• [Requirements]:
Give every line from the entries that contains "Tailrace".

• [The input]:
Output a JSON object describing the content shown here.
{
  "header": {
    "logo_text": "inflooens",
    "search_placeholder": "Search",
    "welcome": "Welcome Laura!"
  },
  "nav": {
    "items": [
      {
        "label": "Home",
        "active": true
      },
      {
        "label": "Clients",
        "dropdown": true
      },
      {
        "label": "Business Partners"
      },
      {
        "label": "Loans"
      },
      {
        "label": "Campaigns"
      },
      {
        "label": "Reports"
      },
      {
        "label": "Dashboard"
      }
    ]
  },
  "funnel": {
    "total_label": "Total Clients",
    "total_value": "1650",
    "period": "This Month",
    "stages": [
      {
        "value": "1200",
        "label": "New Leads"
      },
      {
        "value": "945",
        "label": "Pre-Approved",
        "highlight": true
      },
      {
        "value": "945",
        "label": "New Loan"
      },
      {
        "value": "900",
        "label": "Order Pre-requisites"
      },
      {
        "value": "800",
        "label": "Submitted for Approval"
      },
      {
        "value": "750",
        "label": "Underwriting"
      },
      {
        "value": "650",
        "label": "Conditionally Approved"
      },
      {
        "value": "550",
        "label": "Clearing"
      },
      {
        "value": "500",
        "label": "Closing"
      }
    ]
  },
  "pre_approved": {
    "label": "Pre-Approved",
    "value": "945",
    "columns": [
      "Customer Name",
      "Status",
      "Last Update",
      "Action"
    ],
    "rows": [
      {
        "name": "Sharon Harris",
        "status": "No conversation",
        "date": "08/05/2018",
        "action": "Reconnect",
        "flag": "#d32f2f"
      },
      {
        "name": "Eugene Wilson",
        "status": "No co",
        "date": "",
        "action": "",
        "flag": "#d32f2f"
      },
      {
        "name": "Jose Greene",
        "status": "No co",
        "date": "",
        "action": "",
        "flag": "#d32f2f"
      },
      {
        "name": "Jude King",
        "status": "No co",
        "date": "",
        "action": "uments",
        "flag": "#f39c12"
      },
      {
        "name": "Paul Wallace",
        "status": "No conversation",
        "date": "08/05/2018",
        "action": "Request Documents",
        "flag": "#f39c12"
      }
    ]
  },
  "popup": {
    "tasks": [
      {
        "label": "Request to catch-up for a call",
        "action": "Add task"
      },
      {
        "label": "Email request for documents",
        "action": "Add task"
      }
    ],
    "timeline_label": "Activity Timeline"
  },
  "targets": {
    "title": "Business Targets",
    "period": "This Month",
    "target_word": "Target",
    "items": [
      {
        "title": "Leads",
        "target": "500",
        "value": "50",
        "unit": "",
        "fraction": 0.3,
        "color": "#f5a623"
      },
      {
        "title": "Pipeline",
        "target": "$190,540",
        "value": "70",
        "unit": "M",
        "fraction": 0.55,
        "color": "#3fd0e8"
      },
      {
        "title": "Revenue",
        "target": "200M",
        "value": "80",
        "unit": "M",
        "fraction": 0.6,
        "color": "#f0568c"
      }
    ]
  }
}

--

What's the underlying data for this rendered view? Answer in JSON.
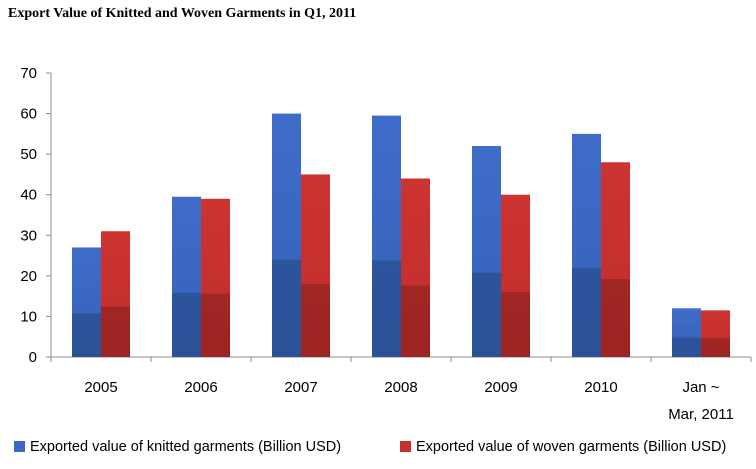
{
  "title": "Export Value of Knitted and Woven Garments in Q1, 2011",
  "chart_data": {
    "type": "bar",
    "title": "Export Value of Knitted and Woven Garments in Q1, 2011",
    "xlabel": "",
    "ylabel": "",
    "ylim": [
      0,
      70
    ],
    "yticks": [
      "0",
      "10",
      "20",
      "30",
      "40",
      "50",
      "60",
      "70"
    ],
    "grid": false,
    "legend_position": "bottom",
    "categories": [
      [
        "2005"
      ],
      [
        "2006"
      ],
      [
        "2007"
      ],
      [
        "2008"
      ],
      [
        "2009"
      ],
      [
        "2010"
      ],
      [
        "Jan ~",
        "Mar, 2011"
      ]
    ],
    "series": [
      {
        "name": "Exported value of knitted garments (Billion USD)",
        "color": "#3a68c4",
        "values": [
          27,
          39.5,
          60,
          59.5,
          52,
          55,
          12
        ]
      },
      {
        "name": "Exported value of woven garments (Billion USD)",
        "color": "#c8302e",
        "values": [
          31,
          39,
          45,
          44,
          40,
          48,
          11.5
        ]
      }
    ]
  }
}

...

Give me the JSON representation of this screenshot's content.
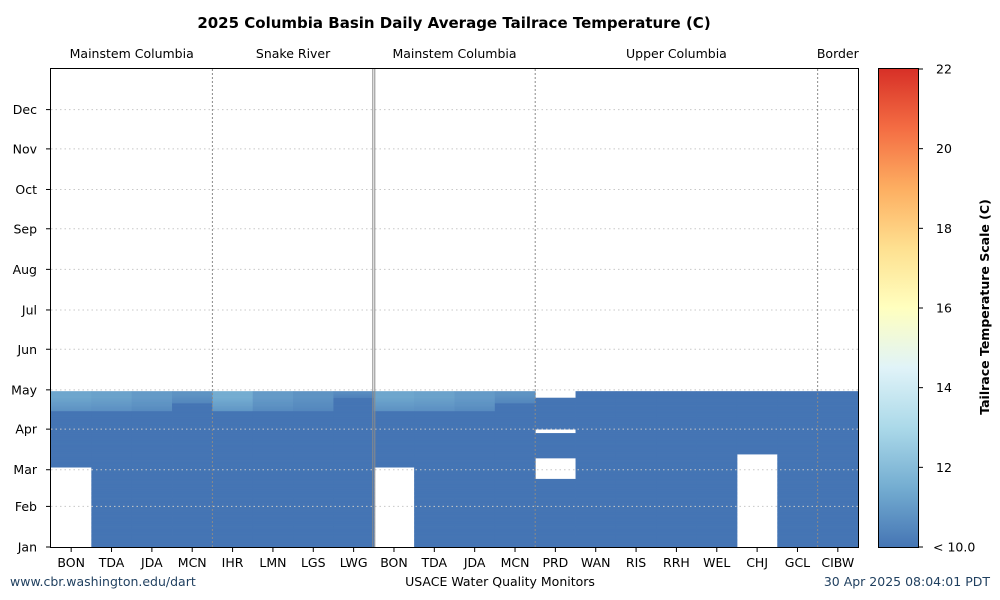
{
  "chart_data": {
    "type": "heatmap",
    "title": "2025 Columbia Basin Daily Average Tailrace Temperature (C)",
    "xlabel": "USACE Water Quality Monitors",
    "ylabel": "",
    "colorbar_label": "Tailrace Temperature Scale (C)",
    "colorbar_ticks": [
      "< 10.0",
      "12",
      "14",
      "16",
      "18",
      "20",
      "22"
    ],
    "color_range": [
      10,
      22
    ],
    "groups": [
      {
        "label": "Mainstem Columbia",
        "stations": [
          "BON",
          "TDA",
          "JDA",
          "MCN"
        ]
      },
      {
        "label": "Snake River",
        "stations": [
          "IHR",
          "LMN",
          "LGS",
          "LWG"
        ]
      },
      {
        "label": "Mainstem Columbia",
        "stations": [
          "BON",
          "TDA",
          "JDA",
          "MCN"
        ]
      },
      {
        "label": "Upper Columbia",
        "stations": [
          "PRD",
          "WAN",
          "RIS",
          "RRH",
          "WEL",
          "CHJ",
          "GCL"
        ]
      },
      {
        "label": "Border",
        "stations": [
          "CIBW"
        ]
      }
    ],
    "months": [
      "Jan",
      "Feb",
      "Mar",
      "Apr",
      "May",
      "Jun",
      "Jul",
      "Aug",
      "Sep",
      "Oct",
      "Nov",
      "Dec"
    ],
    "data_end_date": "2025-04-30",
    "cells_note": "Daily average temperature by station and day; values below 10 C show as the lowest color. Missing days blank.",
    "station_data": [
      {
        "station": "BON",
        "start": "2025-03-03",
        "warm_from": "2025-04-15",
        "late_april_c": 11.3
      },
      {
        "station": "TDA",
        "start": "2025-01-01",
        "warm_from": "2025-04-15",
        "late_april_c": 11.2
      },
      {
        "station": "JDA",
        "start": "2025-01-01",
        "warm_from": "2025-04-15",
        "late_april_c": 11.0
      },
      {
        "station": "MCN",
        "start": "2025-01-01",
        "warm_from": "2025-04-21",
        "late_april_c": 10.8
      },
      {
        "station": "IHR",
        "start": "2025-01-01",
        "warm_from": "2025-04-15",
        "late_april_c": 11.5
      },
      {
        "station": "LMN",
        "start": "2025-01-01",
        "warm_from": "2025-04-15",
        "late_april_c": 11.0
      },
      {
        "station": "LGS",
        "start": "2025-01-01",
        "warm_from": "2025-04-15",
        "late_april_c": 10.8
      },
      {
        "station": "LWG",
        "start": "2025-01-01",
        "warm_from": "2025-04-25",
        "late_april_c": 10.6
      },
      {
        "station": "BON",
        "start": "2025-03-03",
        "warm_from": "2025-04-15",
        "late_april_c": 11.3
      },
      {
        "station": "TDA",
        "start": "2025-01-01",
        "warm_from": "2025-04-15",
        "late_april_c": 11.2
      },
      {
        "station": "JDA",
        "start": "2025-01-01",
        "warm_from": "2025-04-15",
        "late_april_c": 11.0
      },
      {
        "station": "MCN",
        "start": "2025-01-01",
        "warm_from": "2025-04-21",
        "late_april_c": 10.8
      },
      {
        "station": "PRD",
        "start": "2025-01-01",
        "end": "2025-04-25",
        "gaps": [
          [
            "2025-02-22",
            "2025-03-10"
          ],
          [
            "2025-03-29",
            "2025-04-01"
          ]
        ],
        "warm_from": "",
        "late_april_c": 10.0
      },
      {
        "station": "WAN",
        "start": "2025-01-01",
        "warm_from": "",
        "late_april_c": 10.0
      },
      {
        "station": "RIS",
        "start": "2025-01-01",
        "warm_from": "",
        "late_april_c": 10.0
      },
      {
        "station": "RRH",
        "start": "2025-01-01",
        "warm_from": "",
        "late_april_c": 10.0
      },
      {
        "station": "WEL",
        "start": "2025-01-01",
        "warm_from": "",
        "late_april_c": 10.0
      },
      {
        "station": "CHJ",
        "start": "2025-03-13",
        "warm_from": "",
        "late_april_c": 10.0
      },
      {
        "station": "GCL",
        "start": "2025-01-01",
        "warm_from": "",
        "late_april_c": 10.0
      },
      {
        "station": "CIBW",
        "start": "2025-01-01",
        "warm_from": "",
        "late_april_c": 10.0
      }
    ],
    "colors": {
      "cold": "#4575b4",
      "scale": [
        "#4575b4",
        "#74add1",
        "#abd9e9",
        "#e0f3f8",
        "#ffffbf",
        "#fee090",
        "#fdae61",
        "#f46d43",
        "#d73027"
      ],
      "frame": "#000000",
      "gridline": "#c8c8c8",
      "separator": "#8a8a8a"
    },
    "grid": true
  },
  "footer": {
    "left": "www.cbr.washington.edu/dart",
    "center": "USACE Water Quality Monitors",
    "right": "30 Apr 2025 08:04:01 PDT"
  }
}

• [Task answer]:
    "title": "2025 Columbia Basin Daily Average Tailrace Temperature (C)",
    "colorbar_label": "Tailrace Temperature Scale (C)",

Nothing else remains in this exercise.